*Stated problem:* In the listing below, locate the lines that hold the string "structured". Copy those lines.

*Data records:*
□ □ □ □ □ □ □

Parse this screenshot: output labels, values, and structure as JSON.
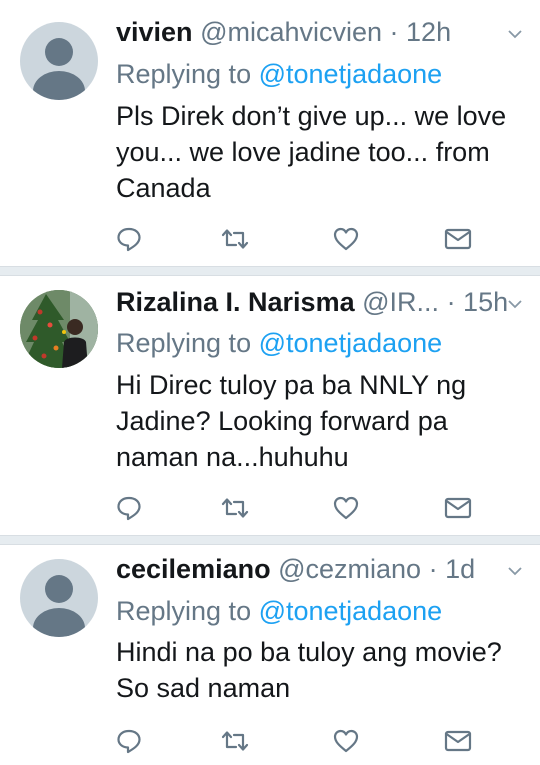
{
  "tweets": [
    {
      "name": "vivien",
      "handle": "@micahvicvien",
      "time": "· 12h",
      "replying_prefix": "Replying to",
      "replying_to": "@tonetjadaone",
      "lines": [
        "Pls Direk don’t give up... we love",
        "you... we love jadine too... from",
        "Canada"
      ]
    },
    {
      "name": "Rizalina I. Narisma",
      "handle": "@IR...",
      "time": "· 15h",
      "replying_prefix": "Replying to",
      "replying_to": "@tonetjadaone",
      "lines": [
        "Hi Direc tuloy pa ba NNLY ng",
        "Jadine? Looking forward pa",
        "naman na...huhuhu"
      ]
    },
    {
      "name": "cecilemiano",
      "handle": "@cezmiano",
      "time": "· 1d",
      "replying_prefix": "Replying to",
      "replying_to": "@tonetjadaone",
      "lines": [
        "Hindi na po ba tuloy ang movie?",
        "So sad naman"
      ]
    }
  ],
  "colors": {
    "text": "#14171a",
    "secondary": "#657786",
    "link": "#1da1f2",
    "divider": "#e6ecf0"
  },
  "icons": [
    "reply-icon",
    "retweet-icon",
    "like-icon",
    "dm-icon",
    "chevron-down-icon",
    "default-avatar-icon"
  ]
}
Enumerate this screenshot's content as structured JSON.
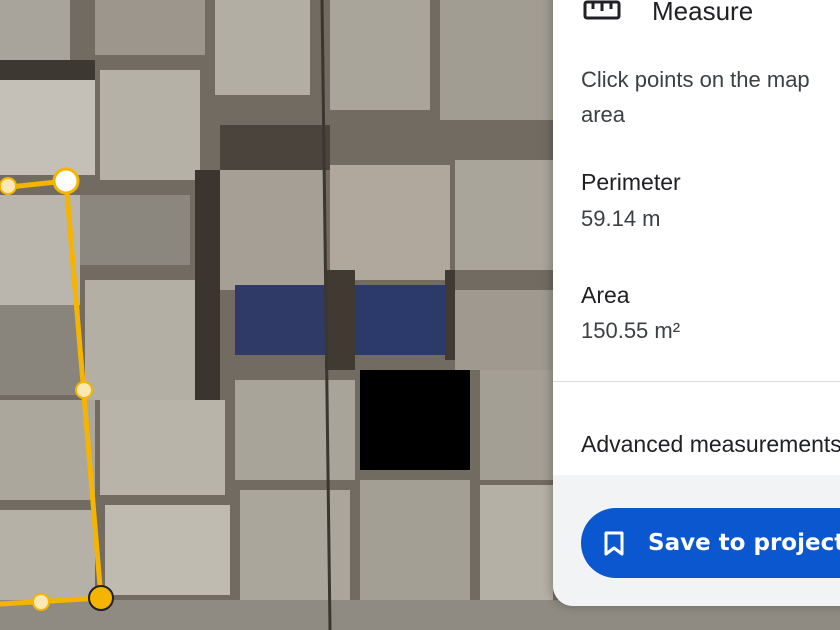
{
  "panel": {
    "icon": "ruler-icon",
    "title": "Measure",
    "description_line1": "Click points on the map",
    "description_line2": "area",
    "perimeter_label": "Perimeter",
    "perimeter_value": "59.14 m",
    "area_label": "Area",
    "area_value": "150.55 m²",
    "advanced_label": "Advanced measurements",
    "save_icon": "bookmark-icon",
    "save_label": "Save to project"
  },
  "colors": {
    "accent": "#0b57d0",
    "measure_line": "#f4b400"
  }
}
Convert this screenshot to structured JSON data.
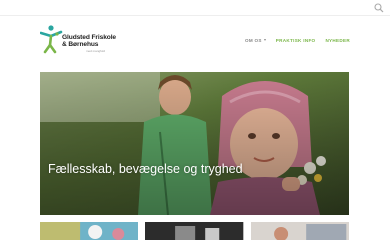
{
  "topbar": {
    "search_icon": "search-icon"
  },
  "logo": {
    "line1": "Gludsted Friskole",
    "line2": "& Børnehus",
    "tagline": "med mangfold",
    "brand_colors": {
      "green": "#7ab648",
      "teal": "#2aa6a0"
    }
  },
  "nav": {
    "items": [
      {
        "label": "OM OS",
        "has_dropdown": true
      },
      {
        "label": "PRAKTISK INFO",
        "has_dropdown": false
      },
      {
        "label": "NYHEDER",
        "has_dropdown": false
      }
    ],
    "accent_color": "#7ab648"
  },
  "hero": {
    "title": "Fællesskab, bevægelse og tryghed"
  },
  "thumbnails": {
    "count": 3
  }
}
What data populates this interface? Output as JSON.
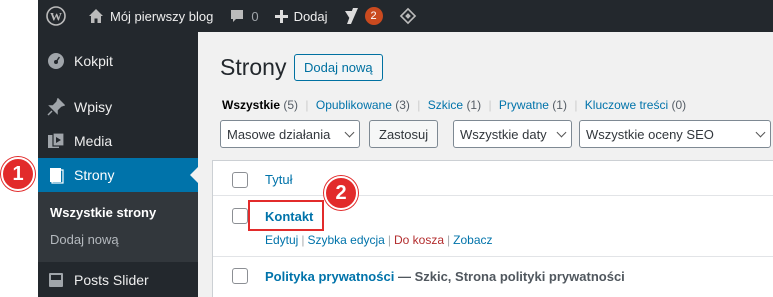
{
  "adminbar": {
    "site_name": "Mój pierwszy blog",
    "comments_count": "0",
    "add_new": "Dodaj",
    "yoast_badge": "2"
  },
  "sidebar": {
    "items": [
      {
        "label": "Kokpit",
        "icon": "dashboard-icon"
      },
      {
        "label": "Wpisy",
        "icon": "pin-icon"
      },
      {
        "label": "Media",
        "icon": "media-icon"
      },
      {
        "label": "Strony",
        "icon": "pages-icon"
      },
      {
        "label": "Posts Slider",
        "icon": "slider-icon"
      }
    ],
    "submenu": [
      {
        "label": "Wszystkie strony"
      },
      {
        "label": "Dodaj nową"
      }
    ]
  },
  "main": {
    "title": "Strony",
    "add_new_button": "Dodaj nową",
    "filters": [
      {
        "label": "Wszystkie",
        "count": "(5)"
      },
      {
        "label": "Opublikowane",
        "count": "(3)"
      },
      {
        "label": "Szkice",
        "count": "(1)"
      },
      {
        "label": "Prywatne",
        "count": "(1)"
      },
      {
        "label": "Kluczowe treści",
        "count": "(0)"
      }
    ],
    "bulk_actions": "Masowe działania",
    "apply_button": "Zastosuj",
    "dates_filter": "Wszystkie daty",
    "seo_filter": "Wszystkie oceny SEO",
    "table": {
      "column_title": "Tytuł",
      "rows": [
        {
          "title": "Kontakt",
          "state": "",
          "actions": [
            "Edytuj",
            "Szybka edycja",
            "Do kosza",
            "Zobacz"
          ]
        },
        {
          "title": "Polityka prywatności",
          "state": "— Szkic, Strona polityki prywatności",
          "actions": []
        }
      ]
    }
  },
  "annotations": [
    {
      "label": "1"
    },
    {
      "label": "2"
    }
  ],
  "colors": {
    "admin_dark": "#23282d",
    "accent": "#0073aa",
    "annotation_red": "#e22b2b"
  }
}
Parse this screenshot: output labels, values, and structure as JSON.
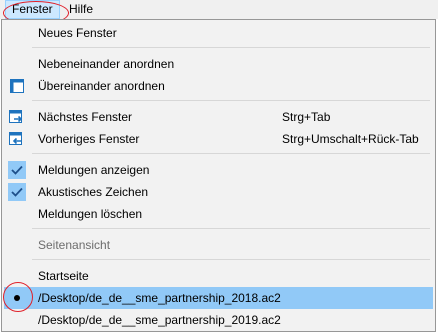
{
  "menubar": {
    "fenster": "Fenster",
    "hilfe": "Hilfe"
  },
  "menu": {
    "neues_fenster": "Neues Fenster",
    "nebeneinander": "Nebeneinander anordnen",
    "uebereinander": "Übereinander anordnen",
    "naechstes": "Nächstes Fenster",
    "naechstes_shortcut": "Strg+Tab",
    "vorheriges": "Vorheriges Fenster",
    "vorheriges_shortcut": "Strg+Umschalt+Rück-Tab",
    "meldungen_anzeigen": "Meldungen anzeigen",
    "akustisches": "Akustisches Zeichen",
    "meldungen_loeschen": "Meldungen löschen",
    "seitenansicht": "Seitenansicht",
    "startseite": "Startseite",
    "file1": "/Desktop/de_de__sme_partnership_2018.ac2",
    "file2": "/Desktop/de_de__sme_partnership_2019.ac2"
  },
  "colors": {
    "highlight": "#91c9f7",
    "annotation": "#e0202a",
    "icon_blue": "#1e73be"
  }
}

□ □ □ □ □ □ □

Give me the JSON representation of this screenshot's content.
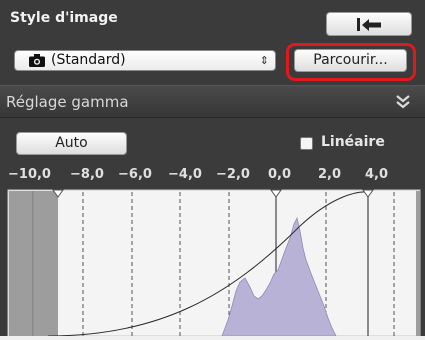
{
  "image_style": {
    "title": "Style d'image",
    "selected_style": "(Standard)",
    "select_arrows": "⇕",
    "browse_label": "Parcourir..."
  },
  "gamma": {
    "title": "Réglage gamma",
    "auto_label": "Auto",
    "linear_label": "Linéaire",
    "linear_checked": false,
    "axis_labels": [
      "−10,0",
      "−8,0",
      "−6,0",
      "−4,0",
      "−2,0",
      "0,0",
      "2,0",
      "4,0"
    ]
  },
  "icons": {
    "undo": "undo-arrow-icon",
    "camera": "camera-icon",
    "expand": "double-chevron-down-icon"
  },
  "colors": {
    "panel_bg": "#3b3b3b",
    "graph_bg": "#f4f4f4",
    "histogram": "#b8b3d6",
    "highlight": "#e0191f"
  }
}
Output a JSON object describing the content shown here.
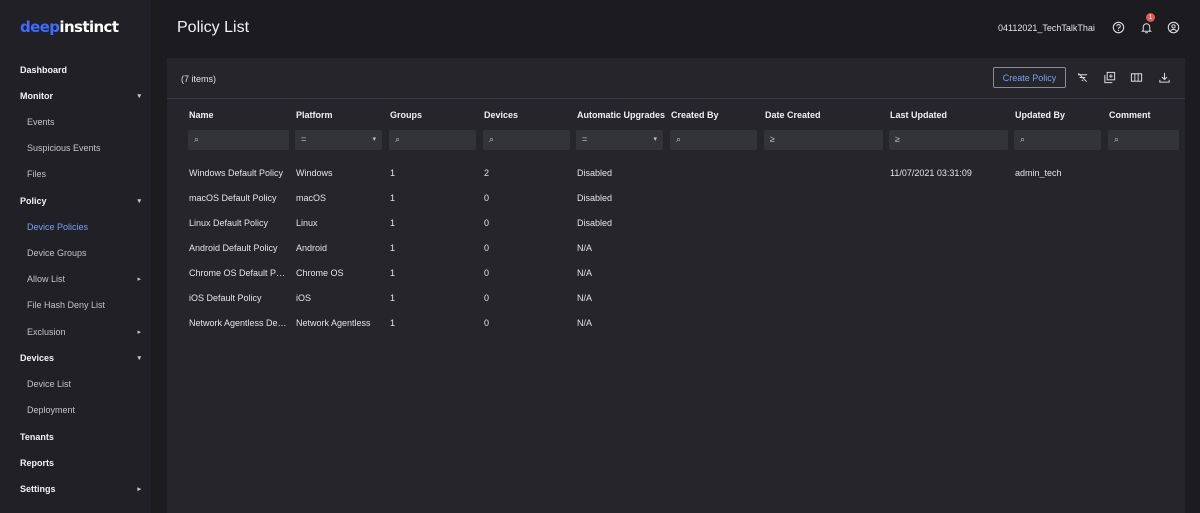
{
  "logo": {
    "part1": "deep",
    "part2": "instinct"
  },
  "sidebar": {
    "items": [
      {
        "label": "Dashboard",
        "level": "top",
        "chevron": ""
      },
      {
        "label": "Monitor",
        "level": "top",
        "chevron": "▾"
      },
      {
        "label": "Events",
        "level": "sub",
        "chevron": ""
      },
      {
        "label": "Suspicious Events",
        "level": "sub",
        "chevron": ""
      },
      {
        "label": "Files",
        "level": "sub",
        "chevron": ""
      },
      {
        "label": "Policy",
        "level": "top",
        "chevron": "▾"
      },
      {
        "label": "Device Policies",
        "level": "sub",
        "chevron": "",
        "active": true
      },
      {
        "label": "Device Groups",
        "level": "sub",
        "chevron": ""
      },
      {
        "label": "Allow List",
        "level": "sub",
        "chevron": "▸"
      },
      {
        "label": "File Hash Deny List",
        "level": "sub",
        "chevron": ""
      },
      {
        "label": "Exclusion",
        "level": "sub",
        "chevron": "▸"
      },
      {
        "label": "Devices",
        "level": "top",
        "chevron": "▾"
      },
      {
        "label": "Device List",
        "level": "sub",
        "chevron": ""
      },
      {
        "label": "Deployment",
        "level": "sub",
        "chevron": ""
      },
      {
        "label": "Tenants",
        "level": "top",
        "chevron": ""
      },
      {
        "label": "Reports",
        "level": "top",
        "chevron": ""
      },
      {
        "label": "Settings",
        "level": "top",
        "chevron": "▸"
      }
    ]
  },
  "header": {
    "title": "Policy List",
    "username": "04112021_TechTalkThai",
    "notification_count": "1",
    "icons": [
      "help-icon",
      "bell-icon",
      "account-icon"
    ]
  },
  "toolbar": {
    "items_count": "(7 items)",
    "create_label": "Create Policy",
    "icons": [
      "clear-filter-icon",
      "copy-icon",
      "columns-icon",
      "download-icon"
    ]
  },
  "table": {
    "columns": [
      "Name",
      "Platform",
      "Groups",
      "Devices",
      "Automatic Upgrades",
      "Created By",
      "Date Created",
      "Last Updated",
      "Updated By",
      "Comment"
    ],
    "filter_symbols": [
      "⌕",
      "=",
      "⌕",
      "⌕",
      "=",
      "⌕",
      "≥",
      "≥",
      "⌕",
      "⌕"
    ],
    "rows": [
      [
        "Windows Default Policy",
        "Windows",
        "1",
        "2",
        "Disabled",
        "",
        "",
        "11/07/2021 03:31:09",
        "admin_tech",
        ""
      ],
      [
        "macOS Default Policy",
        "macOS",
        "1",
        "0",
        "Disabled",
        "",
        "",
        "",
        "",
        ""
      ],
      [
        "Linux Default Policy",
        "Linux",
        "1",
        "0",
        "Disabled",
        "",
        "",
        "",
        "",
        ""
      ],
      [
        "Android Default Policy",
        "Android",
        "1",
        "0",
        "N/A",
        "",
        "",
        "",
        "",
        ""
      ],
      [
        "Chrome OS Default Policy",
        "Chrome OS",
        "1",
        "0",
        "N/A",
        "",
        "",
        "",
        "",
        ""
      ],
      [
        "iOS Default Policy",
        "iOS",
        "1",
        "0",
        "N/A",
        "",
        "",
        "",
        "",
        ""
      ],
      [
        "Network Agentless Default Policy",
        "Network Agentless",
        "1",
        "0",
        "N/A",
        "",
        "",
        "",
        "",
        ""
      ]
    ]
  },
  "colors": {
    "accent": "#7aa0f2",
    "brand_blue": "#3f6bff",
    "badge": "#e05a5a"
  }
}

□ □ □ □ □ □ □

*Solution below:*
Enumerate this screenshot's content as structured JSON.
Convert this screenshot to structured JSON data.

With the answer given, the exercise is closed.